(Data extracted from a collection)
------------------------------------------------------------------------

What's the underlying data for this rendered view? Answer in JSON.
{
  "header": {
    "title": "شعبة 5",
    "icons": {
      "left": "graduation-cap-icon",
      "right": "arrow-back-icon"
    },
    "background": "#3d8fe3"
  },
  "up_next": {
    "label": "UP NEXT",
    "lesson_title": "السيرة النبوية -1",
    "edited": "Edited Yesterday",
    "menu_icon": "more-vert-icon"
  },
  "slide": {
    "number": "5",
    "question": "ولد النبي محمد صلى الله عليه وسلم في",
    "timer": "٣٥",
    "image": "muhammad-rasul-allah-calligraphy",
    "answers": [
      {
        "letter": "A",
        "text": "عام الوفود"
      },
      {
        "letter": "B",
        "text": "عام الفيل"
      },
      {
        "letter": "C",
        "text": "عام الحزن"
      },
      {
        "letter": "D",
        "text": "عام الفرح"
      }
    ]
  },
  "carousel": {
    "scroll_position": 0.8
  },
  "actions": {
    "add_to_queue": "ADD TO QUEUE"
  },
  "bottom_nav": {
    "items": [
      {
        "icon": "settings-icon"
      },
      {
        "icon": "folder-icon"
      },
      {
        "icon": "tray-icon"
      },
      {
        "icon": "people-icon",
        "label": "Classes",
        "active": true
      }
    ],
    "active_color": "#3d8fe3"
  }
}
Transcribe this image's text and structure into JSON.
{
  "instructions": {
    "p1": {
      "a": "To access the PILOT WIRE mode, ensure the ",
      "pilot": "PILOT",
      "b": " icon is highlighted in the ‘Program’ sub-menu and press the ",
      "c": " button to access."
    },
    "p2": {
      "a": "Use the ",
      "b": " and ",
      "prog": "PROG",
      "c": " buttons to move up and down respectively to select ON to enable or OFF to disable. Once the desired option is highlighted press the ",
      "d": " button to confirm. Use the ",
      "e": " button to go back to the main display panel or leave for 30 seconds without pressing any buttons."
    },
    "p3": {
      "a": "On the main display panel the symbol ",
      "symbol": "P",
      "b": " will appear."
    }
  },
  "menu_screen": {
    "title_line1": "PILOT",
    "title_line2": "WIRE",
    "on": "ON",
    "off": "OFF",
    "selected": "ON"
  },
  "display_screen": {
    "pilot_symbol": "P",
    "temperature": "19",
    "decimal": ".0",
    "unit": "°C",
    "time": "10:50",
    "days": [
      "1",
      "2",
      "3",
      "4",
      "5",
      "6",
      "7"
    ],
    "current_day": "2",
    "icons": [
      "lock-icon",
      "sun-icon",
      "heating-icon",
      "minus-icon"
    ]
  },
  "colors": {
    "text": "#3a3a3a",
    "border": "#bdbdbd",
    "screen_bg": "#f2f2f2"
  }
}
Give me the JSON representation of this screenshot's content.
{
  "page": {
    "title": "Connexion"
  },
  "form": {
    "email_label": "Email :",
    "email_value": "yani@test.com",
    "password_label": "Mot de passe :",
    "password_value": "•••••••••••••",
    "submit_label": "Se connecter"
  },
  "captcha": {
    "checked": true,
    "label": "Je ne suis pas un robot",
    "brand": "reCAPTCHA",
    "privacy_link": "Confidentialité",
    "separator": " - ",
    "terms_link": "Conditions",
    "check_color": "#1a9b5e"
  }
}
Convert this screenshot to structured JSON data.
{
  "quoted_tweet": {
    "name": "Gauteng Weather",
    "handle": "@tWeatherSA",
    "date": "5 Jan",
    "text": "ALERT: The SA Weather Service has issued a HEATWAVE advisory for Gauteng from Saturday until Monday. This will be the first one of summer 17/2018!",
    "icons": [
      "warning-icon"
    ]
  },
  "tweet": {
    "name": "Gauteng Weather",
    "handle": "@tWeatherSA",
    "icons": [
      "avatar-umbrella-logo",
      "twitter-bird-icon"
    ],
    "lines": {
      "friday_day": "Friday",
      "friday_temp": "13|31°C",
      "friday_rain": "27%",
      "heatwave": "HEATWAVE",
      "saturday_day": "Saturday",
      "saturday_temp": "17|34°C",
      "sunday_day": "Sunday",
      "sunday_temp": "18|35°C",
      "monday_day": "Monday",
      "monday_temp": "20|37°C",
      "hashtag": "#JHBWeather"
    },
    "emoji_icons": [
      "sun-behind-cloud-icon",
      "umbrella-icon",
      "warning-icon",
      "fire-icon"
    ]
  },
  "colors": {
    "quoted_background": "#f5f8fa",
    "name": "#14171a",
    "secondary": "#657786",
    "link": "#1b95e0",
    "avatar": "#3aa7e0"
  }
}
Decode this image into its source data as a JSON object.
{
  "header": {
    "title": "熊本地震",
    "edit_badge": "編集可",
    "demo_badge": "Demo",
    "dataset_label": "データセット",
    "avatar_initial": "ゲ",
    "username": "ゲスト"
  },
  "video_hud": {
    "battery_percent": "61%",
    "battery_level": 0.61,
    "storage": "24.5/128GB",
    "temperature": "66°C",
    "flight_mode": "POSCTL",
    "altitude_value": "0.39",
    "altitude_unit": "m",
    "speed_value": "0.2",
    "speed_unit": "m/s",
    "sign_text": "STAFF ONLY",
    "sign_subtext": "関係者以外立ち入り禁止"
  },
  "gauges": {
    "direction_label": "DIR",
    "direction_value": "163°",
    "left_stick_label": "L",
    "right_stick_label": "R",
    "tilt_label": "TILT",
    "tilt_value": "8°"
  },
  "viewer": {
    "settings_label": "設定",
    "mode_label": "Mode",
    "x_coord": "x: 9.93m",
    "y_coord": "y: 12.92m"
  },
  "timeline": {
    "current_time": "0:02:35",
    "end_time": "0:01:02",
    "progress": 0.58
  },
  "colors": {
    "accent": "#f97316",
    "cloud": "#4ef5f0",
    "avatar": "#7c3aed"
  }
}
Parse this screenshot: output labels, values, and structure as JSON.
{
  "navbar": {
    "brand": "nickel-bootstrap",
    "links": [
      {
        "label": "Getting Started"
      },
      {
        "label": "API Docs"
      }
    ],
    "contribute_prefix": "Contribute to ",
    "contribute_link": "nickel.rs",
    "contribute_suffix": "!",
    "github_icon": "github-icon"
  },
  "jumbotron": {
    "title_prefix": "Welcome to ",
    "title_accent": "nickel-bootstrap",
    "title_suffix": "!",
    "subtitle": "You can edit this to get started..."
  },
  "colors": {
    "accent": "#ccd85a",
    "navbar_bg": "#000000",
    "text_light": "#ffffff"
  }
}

------------------------------------------------------------------------

> [WHAT YOU NEED TO DO] Copy out all of the records shown above exactly.

> [EXERCISE ANSWER]
What's the underlying data for this rendered view? Answer in JSON.
{
  "header": {
    "title": "شعبة 5",
    "icons": {
      "left": "graduation-cap-icon",
      "right": "arrow-back-icon"
    },
    "background": "#3d8fe3"
  },
  "up_next": {
    "label": "UP NEXT",
    "lesson_title": "السيرة النبوية -1",
    "edited": "Edited Yesterday",
    "menu_icon": "more-vert-icon"
  },
  "slide": {
    "number": "5",
    "question": "ولد النبي محمد صلى الله عليه وسلم في",
    "timer": "٣٥",
    "image": "muhammad-rasul-allah-calligraphy",
    "answers": [
      {
        "letter": "A",
        "text": "عام الوفود"
      },
      {
        "letter": "B",
        "text": "عام الفيل"
      },
      {
        "letter": "C",
        "text": "عام الحزن"
      },
      {
        "letter": "D",
        "text": "عام الفرح"
      }
    ]
  },
  "carousel": {
    "scroll_position": 0.8
  },
  "actions": {
    "add_to_queue": "ADD TO QUEUE"
  },
  "bottom_nav": {
    "items": [
      {
        "icon": "settings-icon"
      },
      {
        "icon": "folder-icon"
      },
      {
        "icon": "tray-icon"
      },
      {
        "icon": "people-icon",
        "label": "Classes",
        "active": true
      }
    ],
    "active_color": "#3d8fe3"
  }
}
Transcribe this image's text and structure into JSON.
{
  "instructions": {
    "p1": {
      "a": "To access the PILOT WIRE mode, ensure the ",
      "pilot": "PILOT",
      "b": " icon is highlighted in the ‘Program’ sub-menu and press the ",
      "c": " button to access."
    },
    "p2": {
      "a": "Use the ",
      "b": " and ",
      "prog": "PROG",
      "c": " buttons to move up and down respectively to select ON to enable or OFF to disable. Once the desired option is highlighted press the ",
      "d": " button to confirm. Use the ",
      "e": " button to go back to the main display panel or leave for 30 seconds without pressing any buttons."
    },
    "p3": {
      "a": "On the main display panel the symbol ",
      "symbol": "P",
      "b": " will appear."
    }
  },
  "menu_screen": {
    "title_line1": "PILOT",
    "title_line2": "WIRE",
    "on": "ON",
    "off": "OFF",
    "selected": "ON"
  },
  "display_screen": {
    "pilot_symbol": "P",
    "temperature": "19",
    "decimal": ".0",
    "unit": "°C",
    "time": "10:50",
    "days": [
      "1",
      "2",
      "3",
      "4",
      "5",
      "6",
      "7"
    ],
    "current_day": "2",
    "icons": [
      "lock-icon",
      "sun-icon",
      "heating-icon",
      "minus-icon"
    ]
  },
  "colors": {
    "text": "#3a3a3a",
    "border": "#bdbdbd",
    "screen_bg": "#f2f2f2"
  }
}
Give me the JSON representation of this screenshot's content.
{
  "page": {
    "title": "Connexion"
  },
  "form": {
    "email_label": "Email :",
    "email_value": "yani@test.com",
    "password_label": "Mot de passe :",
    "password_value": "•••••••••••••",
    "submit_label": "Se connecter"
  },
  "captcha": {
    "checked": true,
    "label": "Je ne suis pas un robot",
    "brand": "reCAPTCHA",
    "privacy_link": "Confidentialité",
    "separator": " - ",
    "terms_link": "Conditions",
    "check_color": "#1a9b5e"
  }
}
Convert this screenshot to structured JSON data.
{
  "quoted_tweet": {
    "name": "Gauteng Weather",
    "handle": "@tWeatherSA",
    "date": "5 Jan",
    "text": "ALERT: The SA Weather Service has issued a HEATWAVE advisory for Gauteng from Saturday until Monday. This will be the first one of summer 17/2018!",
    "icons": [
      "warning-icon"
    ]
  },
  "tweet": {
    "name": "Gauteng Weather",
    "handle": "@tWeatherSA",
    "icons": [
      "avatar-umbrella-logo",
      "twitter-bird-icon"
    ],
    "lines": {
      "friday_day": "Friday",
      "friday_temp": "13|31°C",
      "friday_rain": "27%",
      "heatwave": "HEATWAVE",
      "saturday_day": "Saturday",
      "saturday_temp": "17|34°C",
      "sunday_day": "Sunday",
      "sunday_temp": "18|35°C",
      "monday_day": "Monday",
      "monday_temp": "20|37°C",
      "hashtag": "#JHBWeather"
    },
    "emoji_icons": [
      "sun-behind-cloud-icon",
      "umbrella-icon",
      "warning-icon",
      "fire-icon"
    ]
  },
  "colors": {
    "quoted_background": "#f5f8fa",
    "name": "#14171a",
    "secondary": "#657786",
    "link": "#1b95e0",
    "avatar": "#3aa7e0"
  }
}
Decode this image into its source data as a JSON object.
{
  "header": {
    "title": "熊本地震",
    "edit_badge": "編集可",
    "demo_badge": "Demo",
    "dataset_label": "データセット",
    "avatar_initial": "ゲ",
    "username": "ゲスト"
  },
  "video_hud": {
    "battery_percent": "61%",
    "battery_level": 0.61,
    "storage": "24.5/128GB",
    "temperature": "66°C",
    "flight_mode": "POSCTL",
    "altitude_value": "0.39",
    "altitude_unit": "m",
    "speed_value": "0.2",
    "speed_unit": "m/s",
    "sign_text": "STAFF ONLY",
    "sign_subtext": "関係者以外立ち入り禁止"
  },
  "gauges": {
    "direction_label": "DIR",
    "direction_value": "163°",
    "left_stick_label": "L",
    "right_stick_label": "R",
    "tilt_label": "TILT",
    "tilt_value": "8°"
  },
  "viewer": {
    "settings_label": "設定",
    "mode_label": "Mode",
    "x_coord": "x: 9.93m",
    "y_coord": "y: 12.92m"
  },
  "timeline": {
    "current_time": "0:02:35",
    "end_time": "0:01:02",
    "progress": 0.58
  },
  "colors": {
    "accent": "#f97316",
    "cloud": "#4ef5f0",
    "avatar": "#7c3aed"
  }
}
Parse this screenshot: output labels, values, and structure as JSON.
{
  "navbar": {
    "brand": "nickel-bootstrap",
    "links": [
      {
        "label": "Getting Started"
      },
      {
        "label": "API Docs"
      }
    ],
    "contribute_prefix": "Contribute to ",
    "contribute_link": "nickel.rs",
    "contribute_suffix": "!",
    "github_icon": "github-icon"
  },
  "jumbotron": {
    "title_prefix": "Welcome to ",
    "title_accent": "nickel-bootstrap",
    "title_suffix": "!",
    "subtitle": "You can edit this to get started..."
  },
  "colors": {
    "accent": "#ccd85a",
    "navbar_bg": "#000000",
    "text_light": "#ffffff"
  }
}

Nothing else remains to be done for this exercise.